EXERCISE INPUTS =

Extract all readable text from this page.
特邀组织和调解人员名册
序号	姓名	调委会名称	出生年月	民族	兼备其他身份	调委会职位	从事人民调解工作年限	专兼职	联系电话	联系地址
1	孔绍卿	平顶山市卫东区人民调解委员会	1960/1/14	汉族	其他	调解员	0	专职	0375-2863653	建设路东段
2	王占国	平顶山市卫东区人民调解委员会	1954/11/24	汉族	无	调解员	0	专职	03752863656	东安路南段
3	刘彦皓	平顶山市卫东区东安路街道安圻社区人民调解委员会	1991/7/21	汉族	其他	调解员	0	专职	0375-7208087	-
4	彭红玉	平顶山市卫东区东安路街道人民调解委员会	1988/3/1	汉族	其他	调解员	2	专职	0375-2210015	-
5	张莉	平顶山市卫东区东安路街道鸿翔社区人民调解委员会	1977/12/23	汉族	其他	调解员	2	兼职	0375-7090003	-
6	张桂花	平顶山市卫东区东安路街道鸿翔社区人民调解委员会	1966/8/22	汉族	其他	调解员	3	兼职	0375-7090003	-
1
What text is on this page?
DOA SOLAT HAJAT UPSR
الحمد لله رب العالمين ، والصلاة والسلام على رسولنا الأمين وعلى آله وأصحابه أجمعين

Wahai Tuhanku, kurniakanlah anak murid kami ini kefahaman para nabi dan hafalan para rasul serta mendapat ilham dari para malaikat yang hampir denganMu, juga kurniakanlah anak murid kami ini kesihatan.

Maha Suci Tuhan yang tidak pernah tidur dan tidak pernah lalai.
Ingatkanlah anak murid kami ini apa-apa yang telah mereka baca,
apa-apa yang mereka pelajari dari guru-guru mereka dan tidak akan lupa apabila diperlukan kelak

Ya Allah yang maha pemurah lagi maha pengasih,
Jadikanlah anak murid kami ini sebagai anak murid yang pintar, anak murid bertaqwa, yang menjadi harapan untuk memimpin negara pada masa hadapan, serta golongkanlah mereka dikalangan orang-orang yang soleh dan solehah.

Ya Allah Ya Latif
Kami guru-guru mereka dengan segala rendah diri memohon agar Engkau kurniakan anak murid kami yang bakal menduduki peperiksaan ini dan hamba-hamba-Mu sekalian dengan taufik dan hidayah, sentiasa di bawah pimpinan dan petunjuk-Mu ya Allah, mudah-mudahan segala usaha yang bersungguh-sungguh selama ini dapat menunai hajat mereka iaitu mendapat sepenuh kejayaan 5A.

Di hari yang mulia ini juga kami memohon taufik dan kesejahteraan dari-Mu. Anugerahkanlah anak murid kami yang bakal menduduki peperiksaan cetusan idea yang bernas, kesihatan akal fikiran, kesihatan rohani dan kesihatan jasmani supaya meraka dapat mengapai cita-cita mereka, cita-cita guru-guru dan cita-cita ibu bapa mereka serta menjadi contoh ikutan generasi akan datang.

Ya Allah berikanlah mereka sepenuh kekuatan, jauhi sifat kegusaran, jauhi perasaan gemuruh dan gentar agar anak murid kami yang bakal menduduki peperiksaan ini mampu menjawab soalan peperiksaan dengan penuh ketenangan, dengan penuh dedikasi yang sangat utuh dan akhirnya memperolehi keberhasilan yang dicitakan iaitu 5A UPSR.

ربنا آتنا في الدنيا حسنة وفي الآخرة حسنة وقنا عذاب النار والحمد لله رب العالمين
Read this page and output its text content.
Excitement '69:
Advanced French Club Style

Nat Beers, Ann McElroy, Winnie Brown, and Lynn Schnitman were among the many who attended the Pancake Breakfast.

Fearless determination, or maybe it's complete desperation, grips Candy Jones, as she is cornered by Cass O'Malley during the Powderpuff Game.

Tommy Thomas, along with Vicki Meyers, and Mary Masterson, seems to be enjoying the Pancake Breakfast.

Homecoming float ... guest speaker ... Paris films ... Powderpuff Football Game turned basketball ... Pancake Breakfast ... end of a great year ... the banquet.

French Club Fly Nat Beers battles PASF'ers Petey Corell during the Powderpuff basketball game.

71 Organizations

EXERCISE BRIEF =
Starting at the line with "Read this page and output its text content.", copy every line up to and including the last one in the entries above.

FINISHED EXERCISE =
Read this page and output its text content.
Excitement '69:
Advanced French Club Style

Nat Beers, Ann McElroy, Winnie Brown, and Lynn Schnitman were among the many who attended the Pancake Breakfast.

Fearless determination, or maybe it's complete desperation, grips Candy Jones, as she is cornered by Cass O'Malley during the Powderpuff Game.

Tommy Thomas, along with Vicki Meyers, and Mary Masterson, seems to be enjoying the Pancake Breakfast.

Homecoming float ... guest speaker ... Paris films ... Powderpuff Football Game turned basketball ... Pancake Breakfast ... end of a great year ... the banquet.

French Club Fly Nat Beers battles PASF'ers Petey Corell during the Powderpuff basketball game.

71 Organizations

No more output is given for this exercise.